§ Written problem
Count how many lines hold the string "screenshot". Give that number alone.

### The data

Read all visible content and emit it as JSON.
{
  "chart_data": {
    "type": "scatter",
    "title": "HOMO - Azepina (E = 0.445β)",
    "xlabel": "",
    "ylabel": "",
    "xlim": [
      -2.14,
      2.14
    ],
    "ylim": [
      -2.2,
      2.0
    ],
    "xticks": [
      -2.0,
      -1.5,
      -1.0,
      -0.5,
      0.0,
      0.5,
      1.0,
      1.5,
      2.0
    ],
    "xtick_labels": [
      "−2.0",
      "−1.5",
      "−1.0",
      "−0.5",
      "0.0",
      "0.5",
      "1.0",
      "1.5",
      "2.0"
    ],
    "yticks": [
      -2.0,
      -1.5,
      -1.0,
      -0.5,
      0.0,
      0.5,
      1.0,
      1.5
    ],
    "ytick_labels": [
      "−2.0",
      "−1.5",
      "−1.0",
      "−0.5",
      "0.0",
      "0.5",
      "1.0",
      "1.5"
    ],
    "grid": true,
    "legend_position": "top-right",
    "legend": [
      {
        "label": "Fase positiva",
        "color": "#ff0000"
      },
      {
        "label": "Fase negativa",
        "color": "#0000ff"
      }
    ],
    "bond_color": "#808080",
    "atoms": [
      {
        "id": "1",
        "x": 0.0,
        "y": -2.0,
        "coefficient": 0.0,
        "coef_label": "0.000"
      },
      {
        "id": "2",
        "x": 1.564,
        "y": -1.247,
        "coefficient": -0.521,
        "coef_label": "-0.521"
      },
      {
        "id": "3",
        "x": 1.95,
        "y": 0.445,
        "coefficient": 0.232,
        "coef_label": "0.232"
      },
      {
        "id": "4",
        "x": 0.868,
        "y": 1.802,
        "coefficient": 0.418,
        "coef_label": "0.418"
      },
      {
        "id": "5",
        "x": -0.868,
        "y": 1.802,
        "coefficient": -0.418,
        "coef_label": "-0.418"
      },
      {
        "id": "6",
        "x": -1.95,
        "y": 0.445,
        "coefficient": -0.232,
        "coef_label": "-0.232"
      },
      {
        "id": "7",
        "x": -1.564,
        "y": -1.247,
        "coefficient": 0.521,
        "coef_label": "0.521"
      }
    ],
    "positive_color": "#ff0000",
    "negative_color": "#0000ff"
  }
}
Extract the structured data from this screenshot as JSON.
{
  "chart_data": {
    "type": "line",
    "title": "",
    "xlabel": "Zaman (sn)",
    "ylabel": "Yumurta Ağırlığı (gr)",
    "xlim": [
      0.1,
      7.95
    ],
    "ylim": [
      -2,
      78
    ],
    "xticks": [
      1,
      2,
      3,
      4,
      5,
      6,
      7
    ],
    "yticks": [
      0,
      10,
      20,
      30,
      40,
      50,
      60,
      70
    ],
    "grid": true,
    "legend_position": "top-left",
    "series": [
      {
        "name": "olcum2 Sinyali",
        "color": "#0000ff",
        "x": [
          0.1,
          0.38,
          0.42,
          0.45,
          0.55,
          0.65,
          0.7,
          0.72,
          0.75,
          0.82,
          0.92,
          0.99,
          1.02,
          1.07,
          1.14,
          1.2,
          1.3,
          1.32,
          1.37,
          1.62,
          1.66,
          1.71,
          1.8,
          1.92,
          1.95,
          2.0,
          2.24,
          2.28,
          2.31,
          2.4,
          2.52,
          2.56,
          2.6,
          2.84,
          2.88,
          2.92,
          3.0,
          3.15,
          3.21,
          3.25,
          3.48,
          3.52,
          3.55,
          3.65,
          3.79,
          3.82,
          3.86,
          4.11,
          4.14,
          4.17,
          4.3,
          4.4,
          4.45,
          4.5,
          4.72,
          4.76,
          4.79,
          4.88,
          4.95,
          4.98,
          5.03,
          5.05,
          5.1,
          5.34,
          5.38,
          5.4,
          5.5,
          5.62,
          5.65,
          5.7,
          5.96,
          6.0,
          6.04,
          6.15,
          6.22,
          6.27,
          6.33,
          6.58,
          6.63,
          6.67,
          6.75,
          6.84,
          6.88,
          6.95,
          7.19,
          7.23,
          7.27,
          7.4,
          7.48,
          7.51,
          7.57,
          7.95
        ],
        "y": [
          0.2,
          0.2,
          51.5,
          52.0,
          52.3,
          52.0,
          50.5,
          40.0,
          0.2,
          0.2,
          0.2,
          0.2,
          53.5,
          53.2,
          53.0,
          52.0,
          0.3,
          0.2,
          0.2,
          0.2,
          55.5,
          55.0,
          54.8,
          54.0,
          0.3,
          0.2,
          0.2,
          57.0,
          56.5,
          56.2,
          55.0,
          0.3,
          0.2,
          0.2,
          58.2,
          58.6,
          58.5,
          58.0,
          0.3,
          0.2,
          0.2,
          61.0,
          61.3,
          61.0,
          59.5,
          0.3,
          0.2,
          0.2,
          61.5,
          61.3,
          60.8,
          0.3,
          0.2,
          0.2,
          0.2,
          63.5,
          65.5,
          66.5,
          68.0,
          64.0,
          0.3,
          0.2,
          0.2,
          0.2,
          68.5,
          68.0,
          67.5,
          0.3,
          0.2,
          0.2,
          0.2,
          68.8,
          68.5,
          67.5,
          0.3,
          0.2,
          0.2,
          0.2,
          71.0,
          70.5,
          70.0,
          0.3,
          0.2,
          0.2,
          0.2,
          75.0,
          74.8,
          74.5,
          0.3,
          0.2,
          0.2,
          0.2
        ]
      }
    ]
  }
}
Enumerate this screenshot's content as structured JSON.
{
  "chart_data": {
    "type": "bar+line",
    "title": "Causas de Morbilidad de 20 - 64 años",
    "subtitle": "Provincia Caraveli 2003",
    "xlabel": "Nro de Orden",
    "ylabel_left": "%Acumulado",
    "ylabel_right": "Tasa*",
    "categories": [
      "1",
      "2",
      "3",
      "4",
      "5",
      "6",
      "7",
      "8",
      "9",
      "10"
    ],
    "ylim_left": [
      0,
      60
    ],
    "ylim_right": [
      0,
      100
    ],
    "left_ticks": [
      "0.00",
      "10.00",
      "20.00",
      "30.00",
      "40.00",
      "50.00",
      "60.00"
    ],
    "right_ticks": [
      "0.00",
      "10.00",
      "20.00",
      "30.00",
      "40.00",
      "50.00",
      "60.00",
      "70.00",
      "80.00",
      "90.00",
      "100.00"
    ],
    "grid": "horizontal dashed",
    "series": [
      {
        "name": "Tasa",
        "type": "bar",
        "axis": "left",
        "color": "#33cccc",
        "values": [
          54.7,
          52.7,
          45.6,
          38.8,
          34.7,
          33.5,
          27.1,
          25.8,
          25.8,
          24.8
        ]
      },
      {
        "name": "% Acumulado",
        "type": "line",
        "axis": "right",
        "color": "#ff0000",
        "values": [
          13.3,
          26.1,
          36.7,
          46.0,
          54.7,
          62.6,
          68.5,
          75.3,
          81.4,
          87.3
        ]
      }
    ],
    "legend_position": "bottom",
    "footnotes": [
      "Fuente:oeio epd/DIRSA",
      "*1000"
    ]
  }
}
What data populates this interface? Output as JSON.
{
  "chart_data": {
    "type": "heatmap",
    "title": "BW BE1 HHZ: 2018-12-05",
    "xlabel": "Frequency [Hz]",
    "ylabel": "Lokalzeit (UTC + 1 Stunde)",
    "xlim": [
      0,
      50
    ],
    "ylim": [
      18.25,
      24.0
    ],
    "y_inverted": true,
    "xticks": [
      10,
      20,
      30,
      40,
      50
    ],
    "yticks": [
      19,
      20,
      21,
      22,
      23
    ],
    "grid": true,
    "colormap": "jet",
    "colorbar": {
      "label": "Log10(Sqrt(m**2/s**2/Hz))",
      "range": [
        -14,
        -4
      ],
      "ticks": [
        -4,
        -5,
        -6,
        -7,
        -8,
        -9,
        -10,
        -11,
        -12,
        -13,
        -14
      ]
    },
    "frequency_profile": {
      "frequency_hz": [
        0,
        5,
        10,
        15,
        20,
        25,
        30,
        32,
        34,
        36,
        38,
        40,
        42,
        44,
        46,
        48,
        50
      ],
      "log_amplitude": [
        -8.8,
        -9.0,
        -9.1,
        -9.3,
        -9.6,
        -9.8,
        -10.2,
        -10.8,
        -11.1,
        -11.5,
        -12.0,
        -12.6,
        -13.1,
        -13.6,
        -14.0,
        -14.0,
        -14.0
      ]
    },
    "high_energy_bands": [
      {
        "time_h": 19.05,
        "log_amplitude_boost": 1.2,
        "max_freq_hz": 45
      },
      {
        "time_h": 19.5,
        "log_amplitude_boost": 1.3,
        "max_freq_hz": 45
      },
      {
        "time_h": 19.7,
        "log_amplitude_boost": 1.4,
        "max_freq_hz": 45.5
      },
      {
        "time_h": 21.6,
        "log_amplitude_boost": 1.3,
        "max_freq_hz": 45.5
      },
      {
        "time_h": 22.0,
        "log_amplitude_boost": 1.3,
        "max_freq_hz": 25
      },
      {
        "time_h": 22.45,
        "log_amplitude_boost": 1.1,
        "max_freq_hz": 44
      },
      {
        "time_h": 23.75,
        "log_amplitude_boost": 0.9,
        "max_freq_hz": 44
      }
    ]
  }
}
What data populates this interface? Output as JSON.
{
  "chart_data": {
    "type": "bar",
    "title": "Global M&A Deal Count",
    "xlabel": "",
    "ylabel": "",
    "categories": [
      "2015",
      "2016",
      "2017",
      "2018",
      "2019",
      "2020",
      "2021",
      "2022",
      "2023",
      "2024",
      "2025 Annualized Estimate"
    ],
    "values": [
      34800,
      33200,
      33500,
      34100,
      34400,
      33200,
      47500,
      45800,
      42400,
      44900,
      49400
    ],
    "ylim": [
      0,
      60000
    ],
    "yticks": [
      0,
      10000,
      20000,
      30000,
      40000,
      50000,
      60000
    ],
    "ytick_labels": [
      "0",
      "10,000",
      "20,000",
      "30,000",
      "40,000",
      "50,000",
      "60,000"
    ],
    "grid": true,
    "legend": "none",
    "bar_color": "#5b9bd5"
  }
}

######

§ Written solution
2